Records:

______

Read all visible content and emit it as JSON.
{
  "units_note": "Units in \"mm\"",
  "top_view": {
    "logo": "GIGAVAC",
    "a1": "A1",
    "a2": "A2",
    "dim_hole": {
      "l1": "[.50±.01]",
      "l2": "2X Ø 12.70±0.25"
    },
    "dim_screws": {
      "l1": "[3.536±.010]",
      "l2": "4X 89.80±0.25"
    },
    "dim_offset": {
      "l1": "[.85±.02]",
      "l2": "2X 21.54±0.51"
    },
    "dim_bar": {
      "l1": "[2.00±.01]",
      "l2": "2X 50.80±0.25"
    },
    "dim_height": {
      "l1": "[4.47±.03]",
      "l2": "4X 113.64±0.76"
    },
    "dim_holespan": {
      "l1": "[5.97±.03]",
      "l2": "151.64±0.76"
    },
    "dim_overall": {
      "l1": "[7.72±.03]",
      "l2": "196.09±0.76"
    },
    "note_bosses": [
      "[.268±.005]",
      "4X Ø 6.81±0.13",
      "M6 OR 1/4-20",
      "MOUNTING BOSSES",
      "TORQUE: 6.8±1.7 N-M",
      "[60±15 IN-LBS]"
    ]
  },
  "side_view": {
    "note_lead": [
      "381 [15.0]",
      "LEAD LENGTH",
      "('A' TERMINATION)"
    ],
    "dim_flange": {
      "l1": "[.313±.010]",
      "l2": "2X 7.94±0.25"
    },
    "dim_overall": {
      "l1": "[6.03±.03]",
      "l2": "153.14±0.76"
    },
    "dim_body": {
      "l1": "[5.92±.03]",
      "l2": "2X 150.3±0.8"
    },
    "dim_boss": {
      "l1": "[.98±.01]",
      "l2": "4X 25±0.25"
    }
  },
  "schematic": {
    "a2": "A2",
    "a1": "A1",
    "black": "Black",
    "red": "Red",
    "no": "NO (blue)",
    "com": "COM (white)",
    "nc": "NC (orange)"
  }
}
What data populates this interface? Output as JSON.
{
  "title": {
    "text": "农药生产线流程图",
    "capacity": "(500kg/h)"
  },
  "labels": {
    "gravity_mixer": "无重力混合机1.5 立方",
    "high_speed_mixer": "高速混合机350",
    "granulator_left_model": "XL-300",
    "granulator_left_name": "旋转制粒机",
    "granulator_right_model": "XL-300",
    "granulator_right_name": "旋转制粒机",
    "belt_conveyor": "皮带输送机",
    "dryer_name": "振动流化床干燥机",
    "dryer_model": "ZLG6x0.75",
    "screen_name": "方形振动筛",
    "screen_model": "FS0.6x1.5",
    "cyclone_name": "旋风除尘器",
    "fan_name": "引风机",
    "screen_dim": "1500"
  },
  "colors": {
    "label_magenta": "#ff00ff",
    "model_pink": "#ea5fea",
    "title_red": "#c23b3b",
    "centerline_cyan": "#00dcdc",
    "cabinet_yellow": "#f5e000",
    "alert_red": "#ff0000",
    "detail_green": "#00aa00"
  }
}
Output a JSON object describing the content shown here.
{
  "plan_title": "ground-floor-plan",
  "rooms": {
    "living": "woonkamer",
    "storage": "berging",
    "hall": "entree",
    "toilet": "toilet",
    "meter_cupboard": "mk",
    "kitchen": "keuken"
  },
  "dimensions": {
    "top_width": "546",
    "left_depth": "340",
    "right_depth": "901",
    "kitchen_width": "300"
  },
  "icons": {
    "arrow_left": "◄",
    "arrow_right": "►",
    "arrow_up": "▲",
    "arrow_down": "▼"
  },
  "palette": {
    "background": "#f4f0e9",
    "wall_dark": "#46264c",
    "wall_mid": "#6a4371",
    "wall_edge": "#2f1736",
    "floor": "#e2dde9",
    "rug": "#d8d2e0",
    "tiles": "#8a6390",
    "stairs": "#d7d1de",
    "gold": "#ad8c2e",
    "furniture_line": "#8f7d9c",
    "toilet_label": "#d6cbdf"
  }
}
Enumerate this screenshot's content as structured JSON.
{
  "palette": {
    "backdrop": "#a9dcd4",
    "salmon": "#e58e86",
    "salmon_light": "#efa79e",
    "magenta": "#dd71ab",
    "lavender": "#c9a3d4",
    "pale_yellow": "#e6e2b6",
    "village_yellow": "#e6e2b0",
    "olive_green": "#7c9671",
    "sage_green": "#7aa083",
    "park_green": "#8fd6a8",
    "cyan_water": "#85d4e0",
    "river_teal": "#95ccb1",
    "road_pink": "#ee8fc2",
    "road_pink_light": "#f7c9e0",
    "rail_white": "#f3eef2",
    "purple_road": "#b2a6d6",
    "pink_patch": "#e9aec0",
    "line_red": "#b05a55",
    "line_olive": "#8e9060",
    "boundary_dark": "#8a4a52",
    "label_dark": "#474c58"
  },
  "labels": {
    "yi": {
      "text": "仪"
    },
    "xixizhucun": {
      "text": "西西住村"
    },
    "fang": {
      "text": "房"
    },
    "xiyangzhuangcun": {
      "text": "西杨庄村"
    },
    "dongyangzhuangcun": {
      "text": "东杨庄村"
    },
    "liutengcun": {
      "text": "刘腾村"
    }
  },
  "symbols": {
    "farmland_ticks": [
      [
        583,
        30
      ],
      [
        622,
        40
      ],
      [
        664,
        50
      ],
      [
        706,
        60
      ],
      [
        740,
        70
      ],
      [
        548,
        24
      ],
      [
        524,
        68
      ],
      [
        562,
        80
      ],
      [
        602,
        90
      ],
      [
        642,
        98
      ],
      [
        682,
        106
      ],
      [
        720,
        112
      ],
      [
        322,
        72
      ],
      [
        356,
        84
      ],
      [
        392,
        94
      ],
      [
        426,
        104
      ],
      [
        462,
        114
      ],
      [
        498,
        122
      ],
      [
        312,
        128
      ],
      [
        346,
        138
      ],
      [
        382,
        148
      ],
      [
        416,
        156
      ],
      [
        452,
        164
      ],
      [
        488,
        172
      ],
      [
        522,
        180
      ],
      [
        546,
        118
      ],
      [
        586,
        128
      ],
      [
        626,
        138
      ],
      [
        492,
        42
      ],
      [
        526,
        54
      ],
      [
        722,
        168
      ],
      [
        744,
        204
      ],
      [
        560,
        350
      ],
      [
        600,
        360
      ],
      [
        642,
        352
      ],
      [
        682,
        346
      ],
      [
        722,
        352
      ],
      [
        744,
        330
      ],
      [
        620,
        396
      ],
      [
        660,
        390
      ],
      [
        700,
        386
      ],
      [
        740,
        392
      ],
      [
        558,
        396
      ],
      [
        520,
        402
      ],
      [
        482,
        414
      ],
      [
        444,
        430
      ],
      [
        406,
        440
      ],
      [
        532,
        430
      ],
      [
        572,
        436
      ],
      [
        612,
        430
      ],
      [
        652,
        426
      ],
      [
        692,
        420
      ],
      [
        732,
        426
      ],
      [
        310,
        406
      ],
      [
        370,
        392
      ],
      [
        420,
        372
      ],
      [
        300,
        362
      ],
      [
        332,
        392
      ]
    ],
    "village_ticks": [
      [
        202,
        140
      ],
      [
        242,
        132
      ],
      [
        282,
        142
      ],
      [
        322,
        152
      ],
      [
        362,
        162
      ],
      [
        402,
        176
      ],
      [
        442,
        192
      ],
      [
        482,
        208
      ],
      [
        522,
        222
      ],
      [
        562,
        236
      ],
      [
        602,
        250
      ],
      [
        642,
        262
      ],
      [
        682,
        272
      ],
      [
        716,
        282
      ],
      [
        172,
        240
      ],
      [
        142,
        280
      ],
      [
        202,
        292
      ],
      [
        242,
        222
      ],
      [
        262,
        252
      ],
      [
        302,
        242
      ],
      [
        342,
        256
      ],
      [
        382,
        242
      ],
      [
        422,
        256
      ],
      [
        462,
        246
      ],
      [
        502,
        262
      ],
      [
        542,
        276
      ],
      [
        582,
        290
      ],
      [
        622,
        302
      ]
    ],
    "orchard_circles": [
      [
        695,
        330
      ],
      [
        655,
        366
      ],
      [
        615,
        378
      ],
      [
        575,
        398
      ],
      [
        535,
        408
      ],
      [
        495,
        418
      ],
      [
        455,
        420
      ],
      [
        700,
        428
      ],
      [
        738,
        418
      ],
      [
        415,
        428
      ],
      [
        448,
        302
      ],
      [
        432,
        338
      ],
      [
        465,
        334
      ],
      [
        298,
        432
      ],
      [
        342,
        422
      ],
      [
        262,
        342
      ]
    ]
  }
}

______

**Short problem**
How many lines in the records above hold the word "this"? Give only the number.

**Right answer**
2